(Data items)
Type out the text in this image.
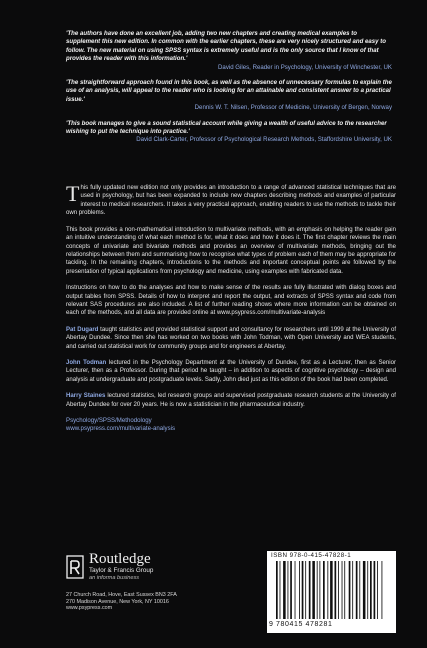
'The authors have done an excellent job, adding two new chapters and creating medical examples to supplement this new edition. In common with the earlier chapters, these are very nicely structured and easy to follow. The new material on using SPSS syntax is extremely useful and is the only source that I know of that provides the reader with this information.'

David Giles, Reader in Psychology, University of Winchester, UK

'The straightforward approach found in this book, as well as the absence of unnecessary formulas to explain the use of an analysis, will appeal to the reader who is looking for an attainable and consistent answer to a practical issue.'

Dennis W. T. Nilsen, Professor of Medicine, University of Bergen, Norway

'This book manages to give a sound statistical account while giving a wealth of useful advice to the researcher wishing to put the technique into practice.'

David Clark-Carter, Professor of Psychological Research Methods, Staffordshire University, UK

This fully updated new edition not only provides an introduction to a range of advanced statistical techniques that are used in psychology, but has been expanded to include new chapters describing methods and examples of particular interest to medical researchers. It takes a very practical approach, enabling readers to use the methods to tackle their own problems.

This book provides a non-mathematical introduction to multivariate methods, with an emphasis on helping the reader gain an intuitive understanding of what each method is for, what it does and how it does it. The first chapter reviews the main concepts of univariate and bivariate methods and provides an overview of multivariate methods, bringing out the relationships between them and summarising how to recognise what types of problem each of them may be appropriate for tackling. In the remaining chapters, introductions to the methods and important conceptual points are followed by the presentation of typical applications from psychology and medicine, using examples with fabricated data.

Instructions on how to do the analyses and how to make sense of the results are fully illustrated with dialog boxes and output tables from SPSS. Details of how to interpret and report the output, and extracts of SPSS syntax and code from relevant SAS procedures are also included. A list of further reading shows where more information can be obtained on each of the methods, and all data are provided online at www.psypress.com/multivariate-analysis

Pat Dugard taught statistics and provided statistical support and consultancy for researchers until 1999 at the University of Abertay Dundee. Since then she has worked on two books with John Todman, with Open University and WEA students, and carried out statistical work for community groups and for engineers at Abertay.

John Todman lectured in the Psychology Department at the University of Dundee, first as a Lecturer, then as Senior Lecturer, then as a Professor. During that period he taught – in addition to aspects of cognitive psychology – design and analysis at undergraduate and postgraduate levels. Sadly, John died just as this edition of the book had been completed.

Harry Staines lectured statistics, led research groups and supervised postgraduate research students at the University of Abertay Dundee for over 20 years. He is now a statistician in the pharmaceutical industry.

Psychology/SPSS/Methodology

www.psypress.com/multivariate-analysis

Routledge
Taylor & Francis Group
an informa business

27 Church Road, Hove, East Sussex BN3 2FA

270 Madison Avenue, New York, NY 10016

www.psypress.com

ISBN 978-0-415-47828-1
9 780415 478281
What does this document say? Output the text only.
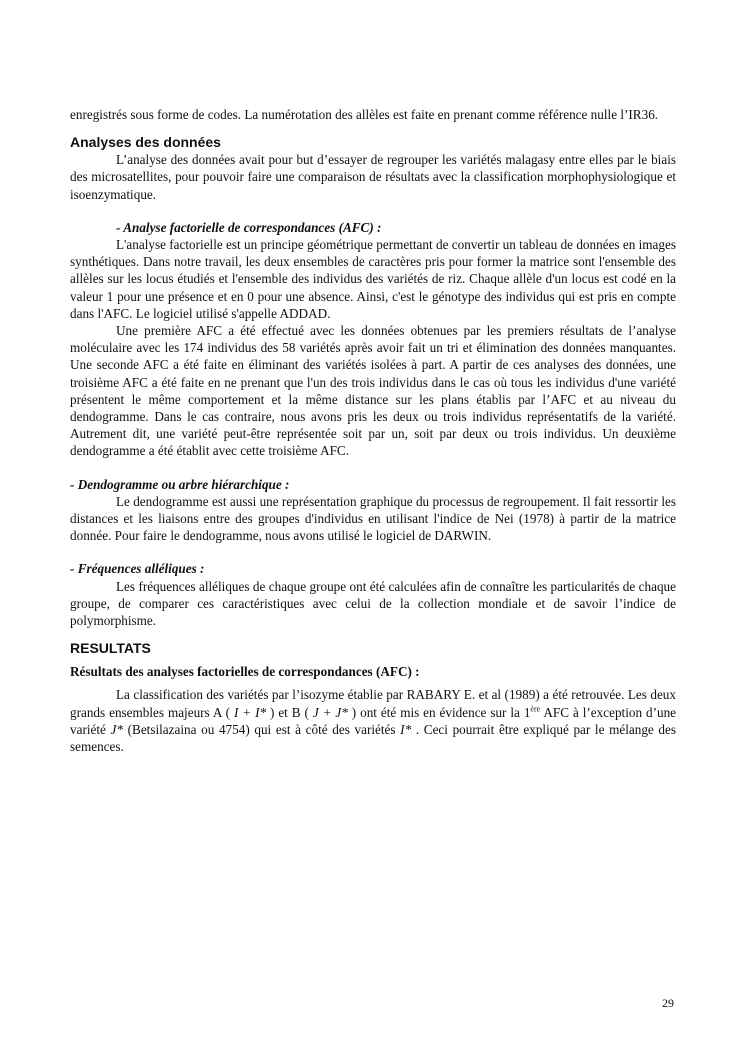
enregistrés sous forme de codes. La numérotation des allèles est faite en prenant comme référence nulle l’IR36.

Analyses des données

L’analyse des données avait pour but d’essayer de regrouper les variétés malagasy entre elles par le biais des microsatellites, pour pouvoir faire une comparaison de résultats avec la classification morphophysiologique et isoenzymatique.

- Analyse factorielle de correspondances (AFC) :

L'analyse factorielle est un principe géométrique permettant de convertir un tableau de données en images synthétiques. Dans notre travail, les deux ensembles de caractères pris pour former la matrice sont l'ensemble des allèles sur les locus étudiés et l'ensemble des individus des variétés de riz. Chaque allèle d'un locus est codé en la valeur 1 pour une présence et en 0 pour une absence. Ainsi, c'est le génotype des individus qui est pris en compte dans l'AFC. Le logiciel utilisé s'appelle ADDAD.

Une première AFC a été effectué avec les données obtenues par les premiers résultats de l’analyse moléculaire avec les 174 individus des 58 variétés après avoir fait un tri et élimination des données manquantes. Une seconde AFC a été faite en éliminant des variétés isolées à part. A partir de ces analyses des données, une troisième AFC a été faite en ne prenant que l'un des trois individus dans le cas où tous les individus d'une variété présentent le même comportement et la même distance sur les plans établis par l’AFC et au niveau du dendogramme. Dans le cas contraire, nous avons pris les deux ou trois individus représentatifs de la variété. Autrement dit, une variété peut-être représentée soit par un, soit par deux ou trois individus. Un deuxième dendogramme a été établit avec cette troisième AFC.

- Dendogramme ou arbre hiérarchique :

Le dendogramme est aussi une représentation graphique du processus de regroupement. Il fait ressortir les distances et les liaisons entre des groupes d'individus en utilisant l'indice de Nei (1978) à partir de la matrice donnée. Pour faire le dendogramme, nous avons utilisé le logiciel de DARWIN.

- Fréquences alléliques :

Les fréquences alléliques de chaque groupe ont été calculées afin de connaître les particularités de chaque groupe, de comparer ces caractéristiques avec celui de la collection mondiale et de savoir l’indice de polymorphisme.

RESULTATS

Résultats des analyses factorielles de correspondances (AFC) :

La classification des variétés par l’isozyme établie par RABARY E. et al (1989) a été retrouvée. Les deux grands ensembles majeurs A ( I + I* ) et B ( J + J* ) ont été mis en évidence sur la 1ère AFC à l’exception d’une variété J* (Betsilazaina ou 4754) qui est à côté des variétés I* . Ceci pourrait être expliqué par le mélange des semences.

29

---

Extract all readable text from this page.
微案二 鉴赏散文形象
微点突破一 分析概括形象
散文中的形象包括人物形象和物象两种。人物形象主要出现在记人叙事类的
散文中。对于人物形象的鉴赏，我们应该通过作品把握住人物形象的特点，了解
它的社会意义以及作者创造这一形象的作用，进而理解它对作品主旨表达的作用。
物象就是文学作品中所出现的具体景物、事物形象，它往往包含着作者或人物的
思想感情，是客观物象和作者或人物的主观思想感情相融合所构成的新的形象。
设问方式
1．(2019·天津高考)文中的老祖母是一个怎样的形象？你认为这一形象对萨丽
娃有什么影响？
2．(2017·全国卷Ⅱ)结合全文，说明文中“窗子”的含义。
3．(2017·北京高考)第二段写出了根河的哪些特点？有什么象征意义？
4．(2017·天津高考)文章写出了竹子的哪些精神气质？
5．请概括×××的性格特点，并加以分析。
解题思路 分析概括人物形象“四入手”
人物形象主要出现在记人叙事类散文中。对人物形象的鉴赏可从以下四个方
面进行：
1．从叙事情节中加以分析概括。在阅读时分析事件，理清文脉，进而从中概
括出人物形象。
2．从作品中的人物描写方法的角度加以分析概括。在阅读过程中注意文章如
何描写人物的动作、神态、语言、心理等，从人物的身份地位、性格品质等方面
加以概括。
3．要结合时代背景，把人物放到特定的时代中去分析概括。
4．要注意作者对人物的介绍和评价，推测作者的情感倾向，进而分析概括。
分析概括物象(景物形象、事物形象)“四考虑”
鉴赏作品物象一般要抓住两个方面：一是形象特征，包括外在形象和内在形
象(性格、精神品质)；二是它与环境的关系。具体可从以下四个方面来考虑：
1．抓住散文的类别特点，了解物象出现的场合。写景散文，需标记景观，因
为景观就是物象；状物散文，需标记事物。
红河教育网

* * *

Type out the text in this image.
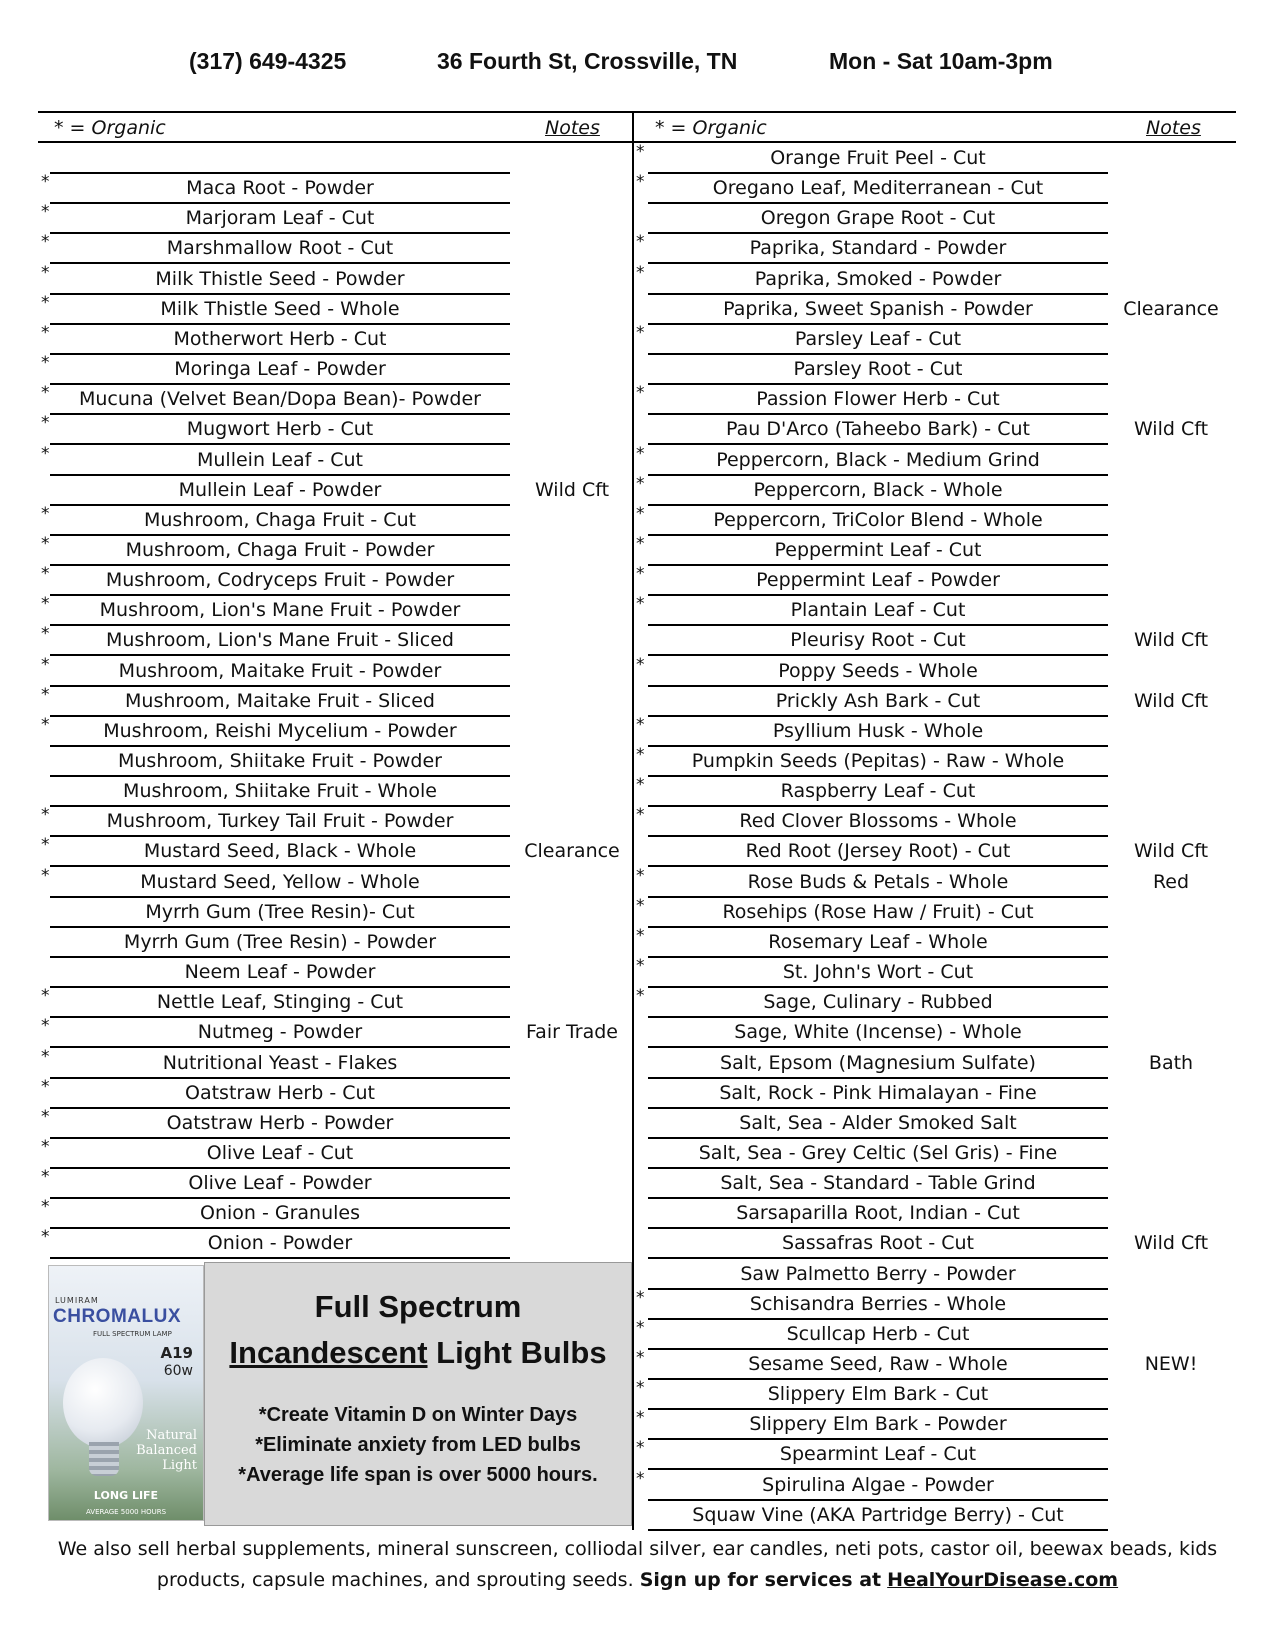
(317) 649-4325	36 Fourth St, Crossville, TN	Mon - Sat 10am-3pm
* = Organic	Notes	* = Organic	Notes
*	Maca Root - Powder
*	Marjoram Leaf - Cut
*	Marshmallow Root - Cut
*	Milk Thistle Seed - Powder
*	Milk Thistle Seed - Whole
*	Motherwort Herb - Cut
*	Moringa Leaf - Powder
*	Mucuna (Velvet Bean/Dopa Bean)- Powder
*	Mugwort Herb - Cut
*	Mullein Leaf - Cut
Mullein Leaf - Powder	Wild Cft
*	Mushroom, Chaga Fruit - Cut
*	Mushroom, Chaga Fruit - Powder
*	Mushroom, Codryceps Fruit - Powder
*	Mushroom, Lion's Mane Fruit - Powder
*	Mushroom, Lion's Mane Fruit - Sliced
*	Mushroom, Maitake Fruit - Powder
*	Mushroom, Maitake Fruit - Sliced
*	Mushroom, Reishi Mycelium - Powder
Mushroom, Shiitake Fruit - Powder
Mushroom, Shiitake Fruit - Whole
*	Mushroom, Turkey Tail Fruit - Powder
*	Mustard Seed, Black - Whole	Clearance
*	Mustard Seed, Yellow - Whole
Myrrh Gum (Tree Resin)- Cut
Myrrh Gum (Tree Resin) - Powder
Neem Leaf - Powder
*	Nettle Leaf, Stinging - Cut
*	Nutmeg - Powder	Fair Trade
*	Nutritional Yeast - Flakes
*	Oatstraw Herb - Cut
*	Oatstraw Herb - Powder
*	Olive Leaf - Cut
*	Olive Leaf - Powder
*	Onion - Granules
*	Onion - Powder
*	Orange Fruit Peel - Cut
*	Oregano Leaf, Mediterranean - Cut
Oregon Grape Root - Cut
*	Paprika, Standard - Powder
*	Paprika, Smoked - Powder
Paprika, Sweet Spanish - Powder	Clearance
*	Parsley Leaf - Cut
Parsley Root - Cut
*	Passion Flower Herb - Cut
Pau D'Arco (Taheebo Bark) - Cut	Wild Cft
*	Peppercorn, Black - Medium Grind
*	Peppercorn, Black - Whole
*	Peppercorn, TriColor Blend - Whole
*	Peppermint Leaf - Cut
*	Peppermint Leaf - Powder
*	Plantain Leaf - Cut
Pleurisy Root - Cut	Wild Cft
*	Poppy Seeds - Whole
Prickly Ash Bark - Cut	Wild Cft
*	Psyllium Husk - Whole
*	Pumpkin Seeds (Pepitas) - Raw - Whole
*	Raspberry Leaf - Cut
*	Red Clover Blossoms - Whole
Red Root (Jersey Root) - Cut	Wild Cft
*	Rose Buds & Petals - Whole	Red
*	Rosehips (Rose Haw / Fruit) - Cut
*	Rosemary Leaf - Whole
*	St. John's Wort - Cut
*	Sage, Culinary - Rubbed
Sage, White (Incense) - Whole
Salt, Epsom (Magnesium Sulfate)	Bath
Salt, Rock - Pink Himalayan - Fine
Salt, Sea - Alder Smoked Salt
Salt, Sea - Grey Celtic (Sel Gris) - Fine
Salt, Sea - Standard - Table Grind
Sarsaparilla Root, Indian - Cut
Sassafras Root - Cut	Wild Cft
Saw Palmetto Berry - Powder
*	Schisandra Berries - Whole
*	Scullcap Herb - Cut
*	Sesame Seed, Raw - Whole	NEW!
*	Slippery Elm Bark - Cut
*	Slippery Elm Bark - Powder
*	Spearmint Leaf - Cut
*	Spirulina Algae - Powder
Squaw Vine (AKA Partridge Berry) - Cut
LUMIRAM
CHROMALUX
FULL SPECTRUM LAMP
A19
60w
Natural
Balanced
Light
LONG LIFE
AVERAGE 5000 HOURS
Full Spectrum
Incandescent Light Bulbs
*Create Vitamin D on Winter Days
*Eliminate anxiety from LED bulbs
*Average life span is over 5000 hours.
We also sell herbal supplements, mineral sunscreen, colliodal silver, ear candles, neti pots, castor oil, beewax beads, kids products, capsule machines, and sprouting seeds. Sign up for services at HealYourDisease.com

■ **Task goal**:
Out of the records, collect only those lines that contain the string "Oatstraw".

■ **Answer below**:
*	Oatstraw Herb - Cut
*	Oatstraw Herb - Powder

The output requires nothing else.